-- BEGIN Material to process --

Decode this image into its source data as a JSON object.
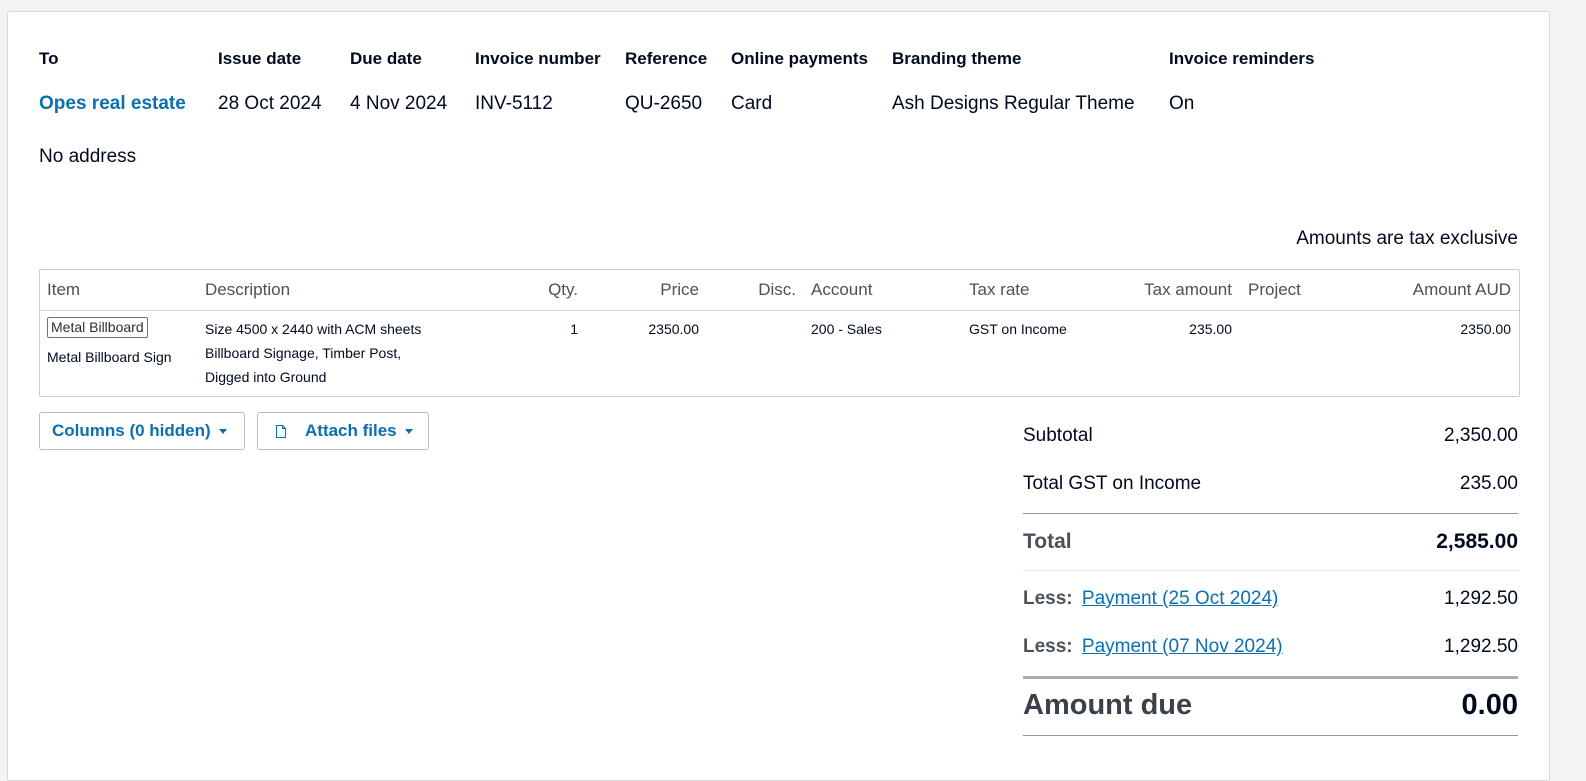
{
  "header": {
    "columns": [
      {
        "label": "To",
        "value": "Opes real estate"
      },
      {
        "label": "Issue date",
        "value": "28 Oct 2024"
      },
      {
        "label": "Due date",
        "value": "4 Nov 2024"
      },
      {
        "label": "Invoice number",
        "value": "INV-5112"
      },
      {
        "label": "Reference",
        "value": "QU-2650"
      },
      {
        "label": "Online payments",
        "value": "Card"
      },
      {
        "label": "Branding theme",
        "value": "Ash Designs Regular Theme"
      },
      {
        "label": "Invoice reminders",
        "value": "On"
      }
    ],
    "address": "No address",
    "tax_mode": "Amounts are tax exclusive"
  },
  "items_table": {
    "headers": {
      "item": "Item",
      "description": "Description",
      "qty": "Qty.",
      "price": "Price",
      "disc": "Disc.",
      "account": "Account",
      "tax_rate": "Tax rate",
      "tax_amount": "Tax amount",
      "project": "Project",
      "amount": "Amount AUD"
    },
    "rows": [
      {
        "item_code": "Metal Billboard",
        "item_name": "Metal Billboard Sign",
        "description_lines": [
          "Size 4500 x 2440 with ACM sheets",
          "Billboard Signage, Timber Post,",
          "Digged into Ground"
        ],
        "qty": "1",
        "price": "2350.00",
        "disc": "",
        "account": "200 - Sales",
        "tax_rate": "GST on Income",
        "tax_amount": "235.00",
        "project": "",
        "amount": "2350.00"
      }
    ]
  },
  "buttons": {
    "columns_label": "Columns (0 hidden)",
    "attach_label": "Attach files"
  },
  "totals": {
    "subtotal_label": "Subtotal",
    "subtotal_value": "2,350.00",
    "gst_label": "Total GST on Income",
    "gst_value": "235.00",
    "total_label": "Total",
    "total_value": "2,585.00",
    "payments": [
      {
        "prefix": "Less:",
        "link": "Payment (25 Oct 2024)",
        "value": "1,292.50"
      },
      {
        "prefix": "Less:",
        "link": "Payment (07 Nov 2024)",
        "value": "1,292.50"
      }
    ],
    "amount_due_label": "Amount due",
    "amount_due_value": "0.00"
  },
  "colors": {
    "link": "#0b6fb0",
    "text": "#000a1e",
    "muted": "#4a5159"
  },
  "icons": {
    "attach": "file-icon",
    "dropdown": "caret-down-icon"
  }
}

-- END Material to process --
-- BEGIN Material to process --

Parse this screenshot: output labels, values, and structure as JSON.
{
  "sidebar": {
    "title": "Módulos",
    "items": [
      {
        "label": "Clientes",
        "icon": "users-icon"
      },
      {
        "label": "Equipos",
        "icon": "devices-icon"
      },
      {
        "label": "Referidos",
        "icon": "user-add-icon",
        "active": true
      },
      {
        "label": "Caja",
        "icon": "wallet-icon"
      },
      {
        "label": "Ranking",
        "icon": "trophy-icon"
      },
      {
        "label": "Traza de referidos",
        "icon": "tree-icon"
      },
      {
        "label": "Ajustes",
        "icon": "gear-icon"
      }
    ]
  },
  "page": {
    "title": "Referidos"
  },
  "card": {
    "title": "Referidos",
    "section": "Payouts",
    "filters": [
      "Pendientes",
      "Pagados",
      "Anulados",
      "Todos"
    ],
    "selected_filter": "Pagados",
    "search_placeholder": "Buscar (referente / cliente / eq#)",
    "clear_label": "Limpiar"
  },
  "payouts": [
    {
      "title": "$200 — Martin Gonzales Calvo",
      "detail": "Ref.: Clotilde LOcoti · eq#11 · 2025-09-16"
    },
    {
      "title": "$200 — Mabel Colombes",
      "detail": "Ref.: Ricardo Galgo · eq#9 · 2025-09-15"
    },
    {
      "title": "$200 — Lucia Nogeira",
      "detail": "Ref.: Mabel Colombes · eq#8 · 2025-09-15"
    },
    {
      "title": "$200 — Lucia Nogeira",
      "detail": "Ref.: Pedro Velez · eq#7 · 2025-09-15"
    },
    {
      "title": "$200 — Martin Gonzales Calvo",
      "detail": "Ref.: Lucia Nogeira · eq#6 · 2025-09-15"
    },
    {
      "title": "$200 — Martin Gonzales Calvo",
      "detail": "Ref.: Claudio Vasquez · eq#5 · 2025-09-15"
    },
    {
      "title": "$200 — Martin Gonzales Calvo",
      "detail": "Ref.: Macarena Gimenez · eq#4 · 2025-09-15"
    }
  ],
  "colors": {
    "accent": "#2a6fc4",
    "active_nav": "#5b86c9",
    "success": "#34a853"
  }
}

-- END Material to process --

List the lines of the records where "Metal" occurs.

Answer to the problem:
        "item_code": "Metal Billboard",
        "item_name": "Metal Billboard Sign",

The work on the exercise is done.